» **WORK TO COMPLETE**:
Make an exact copy of all the entries, but do not reproduce the pictures.

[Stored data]
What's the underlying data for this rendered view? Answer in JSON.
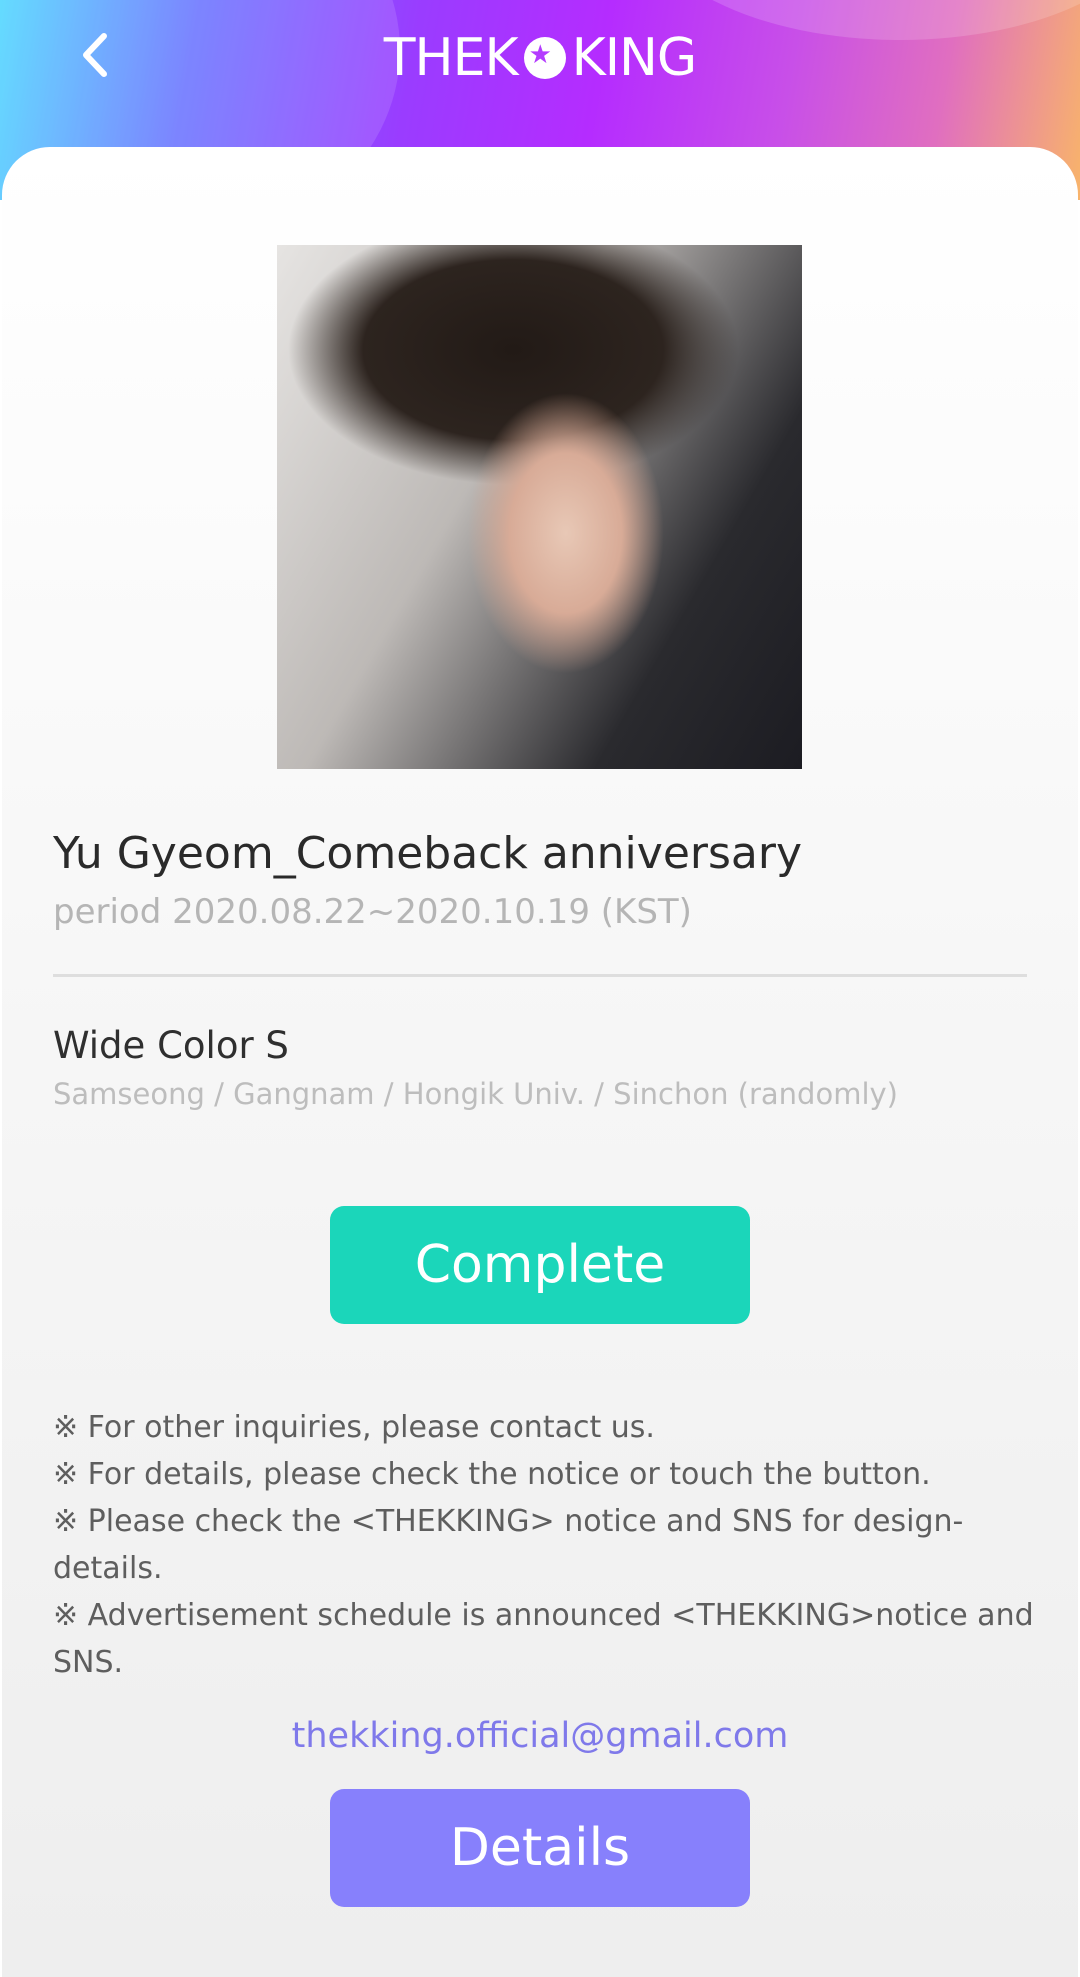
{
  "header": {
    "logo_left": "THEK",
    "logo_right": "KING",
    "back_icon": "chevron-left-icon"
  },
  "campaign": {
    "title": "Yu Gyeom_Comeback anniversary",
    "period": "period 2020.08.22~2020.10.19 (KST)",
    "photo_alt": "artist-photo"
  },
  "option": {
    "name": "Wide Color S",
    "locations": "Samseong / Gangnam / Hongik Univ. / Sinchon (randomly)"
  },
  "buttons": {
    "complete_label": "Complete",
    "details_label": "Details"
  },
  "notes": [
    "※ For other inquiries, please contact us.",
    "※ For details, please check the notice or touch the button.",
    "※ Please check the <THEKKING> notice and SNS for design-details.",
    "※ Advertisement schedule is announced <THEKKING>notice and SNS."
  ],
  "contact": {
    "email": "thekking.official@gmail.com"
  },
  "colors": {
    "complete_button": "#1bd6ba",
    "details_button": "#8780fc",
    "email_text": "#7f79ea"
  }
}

» **THE ANSWER**:
What's the underlying data for this rendered view? Answer in JSON.
{
  "header": {
    "logo_left": "THEK",
    "logo_right": "KING",
    "back_icon": "chevron-left-icon"
  },
  "campaign": {
    "title": "Yu Gyeom_Comeback anniversary",
    "period": "period 2020.08.22~2020.10.19 (KST)",
    "photo_alt": "artist-photo"
  },
  "option": {
    "name": "Wide Color S",
    "locations": "Samseong / Gangnam / Hongik Univ. / Sinchon (randomly)"
  },
  "buttons": {
    "complete_label": "Complete",
    "details_label": "Details"
  },
  "notes": [
    "※ For other inquiries, please contact us.",
    "※ For details, please check the notice or touch the button.",
    "※ Please check the <THEKKING> notice and SNS for design-details.",
    "※ Advertisement schedule is announced <THEKKING>notice and SNS."
  ],
  "contact": {
    "email": "thekking.official@gmail.com"
  },
  "colors": {
    "complete_button": "#1bd6ba",
    "details_button": "#8780fc",
    "email_text": "#7f79ea"
  }
}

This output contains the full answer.